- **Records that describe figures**
--- begin ---

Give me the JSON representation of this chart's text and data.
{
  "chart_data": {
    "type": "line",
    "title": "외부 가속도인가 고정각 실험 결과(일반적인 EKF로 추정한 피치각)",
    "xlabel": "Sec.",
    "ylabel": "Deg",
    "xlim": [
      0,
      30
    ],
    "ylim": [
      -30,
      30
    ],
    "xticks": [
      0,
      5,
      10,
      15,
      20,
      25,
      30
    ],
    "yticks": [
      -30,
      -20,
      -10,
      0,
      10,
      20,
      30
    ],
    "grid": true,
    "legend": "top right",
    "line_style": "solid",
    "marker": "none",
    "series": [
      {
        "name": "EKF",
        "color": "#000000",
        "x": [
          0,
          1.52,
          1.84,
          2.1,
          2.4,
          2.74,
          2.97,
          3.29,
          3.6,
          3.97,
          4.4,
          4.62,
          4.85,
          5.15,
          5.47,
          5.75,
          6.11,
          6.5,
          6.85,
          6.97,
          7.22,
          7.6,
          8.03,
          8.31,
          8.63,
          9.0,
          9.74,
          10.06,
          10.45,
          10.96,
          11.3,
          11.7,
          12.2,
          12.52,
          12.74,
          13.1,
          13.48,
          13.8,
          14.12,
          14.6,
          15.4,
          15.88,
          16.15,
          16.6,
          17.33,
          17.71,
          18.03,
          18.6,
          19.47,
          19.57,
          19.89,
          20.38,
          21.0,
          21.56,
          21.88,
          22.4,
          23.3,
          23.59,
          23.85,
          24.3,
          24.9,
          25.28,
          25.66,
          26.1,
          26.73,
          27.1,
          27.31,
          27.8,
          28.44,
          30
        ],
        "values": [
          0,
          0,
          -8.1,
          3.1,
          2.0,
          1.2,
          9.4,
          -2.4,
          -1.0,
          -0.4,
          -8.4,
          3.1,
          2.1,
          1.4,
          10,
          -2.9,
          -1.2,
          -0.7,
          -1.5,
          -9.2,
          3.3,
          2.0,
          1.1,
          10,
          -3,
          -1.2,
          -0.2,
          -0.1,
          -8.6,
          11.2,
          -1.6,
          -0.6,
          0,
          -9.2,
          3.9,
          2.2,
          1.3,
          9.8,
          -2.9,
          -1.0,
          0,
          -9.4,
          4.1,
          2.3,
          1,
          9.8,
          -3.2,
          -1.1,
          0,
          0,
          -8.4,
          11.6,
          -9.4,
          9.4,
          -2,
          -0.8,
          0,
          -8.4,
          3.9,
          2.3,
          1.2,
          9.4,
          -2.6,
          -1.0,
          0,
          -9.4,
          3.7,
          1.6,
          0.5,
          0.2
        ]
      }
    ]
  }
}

--- end ---
--- begin ---

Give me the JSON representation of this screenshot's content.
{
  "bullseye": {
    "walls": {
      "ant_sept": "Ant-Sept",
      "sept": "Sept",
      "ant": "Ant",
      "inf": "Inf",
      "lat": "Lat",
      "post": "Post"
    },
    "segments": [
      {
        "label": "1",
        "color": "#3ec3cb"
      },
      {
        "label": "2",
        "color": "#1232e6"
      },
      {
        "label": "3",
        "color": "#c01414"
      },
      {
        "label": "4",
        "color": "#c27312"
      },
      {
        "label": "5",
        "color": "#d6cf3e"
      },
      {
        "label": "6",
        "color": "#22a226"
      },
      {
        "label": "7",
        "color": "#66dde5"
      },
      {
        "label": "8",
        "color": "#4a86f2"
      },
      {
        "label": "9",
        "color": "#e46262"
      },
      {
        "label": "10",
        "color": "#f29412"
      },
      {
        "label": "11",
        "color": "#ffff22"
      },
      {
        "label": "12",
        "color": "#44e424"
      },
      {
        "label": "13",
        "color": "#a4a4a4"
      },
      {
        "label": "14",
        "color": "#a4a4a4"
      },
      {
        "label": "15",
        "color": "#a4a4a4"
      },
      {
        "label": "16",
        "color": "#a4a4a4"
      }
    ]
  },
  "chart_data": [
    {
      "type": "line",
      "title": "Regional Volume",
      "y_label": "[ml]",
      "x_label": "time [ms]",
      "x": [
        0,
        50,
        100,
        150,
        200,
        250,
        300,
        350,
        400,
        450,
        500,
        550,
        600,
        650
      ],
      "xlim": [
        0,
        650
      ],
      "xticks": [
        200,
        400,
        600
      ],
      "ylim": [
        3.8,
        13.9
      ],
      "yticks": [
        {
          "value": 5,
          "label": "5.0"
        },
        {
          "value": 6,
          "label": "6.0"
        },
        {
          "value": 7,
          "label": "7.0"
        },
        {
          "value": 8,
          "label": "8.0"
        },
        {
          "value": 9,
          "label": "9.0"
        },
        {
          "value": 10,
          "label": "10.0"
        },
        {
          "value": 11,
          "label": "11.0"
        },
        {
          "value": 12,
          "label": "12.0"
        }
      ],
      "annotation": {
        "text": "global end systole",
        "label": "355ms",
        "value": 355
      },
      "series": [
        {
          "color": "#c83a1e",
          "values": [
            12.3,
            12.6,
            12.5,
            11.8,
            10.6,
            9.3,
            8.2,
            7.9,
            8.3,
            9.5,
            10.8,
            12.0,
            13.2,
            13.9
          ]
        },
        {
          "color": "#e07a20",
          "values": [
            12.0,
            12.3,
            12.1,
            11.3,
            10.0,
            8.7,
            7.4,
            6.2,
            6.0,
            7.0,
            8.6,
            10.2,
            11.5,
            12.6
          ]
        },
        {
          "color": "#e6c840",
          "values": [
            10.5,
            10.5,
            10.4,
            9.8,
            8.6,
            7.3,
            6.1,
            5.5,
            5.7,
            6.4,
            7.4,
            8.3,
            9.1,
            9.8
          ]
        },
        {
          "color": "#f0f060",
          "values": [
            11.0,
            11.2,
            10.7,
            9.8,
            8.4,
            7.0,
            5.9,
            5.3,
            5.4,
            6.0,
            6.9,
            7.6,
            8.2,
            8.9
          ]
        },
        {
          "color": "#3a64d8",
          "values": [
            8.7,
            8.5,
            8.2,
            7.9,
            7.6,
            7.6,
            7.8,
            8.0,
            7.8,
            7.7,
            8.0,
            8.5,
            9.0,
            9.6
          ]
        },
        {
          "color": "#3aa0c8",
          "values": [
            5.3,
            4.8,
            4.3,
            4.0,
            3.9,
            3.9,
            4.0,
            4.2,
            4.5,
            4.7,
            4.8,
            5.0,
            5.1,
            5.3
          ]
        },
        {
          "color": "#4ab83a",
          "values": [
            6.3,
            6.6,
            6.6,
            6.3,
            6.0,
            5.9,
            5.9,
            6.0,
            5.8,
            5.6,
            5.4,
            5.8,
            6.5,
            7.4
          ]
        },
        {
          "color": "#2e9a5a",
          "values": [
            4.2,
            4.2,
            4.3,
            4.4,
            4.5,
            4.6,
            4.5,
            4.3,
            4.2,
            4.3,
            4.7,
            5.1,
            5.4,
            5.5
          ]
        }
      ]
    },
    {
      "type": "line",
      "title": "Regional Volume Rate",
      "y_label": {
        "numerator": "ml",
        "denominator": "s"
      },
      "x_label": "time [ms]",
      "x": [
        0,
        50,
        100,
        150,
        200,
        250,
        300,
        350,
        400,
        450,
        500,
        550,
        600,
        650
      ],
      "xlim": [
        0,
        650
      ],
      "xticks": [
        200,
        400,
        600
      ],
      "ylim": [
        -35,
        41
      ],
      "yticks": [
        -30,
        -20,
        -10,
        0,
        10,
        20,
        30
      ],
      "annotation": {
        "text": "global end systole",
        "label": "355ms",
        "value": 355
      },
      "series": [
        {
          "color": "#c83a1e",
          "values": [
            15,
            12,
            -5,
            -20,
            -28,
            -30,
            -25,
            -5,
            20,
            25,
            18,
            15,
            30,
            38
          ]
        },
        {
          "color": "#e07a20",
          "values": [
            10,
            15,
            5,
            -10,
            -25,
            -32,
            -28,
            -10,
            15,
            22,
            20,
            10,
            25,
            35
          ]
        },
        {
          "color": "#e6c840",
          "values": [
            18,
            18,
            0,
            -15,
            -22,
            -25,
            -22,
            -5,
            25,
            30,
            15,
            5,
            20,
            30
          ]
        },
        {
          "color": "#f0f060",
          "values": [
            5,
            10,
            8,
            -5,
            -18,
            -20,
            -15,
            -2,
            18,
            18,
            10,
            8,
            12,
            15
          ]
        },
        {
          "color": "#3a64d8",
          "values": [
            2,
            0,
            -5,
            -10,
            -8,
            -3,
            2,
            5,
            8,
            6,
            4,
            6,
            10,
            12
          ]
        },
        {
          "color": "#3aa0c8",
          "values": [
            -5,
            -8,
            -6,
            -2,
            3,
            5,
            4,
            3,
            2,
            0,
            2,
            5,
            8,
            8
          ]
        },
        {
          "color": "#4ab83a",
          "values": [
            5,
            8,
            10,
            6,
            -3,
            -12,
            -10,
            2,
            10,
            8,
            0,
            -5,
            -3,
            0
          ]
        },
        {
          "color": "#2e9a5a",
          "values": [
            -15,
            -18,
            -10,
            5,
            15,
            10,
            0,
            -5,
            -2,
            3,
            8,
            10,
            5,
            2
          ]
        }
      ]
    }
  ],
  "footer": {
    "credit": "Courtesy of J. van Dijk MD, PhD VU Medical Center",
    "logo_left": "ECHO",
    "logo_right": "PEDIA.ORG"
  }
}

--- end ---

- **Written instruction**
From the entries above, return each line with the word "Give" in it.

- **Exercise answer**
Give me the JSON representation of this chart's text and data.
Give me the JSON representation of this screenshot's content.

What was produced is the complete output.